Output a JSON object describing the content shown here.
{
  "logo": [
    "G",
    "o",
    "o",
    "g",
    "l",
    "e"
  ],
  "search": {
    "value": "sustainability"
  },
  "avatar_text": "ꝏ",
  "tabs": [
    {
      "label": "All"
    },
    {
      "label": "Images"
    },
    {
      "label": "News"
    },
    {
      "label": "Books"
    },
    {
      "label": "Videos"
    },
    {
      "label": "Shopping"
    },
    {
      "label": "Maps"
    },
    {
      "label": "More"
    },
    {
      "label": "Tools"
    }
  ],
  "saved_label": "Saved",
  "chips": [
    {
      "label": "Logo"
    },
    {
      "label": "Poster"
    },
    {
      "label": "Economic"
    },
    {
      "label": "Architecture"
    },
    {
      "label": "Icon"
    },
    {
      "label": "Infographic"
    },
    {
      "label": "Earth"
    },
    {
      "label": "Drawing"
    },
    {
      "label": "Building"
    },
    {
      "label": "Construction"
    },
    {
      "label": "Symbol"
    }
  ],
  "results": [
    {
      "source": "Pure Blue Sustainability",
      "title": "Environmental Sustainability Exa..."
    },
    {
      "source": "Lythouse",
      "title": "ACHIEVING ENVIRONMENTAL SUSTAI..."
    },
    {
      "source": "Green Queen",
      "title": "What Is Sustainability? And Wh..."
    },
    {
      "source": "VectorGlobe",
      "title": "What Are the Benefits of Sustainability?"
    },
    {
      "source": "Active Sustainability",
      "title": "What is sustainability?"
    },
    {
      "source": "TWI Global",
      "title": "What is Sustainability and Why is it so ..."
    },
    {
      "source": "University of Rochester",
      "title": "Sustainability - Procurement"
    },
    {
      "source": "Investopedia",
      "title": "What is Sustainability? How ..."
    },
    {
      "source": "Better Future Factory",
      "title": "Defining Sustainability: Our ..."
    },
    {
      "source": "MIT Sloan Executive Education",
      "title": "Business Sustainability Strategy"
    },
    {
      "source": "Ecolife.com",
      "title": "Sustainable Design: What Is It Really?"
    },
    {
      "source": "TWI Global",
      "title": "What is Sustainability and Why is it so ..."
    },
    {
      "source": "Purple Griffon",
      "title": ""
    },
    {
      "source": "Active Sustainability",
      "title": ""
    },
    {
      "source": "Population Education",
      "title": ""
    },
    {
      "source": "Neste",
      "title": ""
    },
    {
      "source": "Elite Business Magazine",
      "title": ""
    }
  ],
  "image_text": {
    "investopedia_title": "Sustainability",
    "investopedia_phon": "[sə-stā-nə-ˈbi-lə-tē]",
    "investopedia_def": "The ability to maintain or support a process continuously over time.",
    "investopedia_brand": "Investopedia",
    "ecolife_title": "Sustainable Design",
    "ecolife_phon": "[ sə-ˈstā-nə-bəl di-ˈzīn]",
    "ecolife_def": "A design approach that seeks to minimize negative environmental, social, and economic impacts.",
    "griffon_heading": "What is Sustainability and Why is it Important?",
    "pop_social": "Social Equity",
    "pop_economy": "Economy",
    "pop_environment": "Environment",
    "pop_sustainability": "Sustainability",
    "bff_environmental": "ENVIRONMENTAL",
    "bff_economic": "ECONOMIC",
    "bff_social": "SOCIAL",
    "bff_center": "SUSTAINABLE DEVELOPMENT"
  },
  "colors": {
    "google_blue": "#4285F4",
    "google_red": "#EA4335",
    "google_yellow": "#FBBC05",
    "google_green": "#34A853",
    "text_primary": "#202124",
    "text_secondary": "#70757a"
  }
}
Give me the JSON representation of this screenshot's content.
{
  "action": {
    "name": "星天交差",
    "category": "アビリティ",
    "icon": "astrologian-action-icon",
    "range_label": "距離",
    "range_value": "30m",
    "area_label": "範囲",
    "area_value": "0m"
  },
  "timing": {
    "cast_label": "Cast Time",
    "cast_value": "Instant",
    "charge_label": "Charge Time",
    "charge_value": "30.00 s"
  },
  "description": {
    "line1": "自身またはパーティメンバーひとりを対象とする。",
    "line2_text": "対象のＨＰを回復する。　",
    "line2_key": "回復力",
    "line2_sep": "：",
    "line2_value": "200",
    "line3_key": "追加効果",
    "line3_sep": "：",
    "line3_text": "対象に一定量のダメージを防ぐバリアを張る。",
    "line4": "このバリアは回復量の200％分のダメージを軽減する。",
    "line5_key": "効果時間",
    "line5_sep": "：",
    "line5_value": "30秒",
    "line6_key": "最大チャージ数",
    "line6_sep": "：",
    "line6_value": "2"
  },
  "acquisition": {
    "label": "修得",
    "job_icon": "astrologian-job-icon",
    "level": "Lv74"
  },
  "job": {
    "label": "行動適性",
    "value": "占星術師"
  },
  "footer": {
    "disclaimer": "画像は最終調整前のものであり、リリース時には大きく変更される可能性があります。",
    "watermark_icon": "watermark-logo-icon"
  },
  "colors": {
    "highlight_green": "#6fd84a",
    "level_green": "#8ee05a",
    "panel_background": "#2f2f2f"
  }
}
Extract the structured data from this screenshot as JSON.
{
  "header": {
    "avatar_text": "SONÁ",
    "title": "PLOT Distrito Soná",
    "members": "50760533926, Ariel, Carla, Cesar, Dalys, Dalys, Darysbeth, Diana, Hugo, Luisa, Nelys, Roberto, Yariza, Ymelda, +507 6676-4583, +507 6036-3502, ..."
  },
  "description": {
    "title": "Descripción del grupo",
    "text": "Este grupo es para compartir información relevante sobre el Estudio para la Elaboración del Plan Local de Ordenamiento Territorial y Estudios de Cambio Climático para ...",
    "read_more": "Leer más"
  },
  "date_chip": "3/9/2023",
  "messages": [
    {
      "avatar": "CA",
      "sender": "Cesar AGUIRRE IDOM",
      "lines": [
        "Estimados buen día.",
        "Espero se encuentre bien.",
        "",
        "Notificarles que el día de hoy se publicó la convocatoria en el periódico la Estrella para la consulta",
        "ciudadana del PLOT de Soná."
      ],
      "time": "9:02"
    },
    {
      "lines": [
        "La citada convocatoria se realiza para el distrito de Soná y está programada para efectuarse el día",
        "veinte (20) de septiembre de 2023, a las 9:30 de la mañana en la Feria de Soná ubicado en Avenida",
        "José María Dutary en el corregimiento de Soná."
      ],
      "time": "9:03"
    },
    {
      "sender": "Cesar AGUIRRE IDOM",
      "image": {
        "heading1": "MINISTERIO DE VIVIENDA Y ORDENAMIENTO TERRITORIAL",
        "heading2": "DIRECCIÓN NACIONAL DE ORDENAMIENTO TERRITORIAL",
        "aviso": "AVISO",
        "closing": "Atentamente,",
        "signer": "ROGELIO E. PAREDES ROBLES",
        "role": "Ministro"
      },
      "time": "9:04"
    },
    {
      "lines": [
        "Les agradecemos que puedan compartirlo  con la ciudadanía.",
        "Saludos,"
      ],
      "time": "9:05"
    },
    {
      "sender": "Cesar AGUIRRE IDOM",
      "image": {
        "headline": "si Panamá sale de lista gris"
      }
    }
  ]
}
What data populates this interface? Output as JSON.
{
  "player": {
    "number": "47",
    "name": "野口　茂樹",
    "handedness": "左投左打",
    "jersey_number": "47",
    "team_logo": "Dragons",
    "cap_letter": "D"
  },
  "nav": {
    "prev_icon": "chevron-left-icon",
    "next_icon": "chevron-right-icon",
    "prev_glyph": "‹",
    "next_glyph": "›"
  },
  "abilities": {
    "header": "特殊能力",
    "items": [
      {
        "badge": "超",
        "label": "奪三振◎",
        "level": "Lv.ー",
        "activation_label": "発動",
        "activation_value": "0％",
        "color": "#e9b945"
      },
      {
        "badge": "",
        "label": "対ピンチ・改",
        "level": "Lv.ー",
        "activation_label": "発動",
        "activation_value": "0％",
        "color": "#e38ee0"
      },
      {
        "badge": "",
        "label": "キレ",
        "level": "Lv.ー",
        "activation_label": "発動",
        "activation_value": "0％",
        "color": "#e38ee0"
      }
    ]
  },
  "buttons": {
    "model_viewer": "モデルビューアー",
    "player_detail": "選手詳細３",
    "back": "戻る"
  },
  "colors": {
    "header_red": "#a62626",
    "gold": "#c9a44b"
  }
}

··········

*WHAT IS BEING ASKED:* Quote, word for word, every line starting at the one that contains "What data populates" and ending with the final line of the entries.

*OUTPUT FOR THIS EXERCISE:*
What data populates this interface? Output as JSON.
{
  "player": {
    "number": "47",
    "name": "野口　茂樹",
    "handedness": "左投左打",
    "jersey_number": "47",
    "team_logo": "Dragons",
    "cap_letter": "D"
  },
  "nav": {
    "prev_icon": "chevron-left-icon",
    "next_icon": "chevron-right-icon",
    "prev_glyph": "‹",
    "next_glyph": "›"
  },
  "abilities": {
    "header": "特殊能力",
    "items": [
      {
        "badge": "超",
        "label": "奪三振◎",
        "level": "Lv.ー",
        "activation_label": "発動",
        "activation_value": "0％",
        "color": "#e9b945"
      },
      {
        "badge": "",
        "label": "対ピンチ・改",
        "level": "Lv.ー",
        "activation_label": "発動",
        "activation_value": "0％",
        "color": "#e38ee0"
      },
      {
        "badge": "",
        "label": "キレ",
        "level": "Lv.ー",
        "activation_label": "発動",
        "activation_value": "0％",
        "color": "#e38ee0"
      }
    ]
  },
  "buttons": {
    "model_viewer": "モデルビューアー",
    "player_detail": "選手詳細３",
    "back": "戻る"
  },
  "colors": {
    "header_red": "#a62626",
    "gold": "#c9a44b"
  }
}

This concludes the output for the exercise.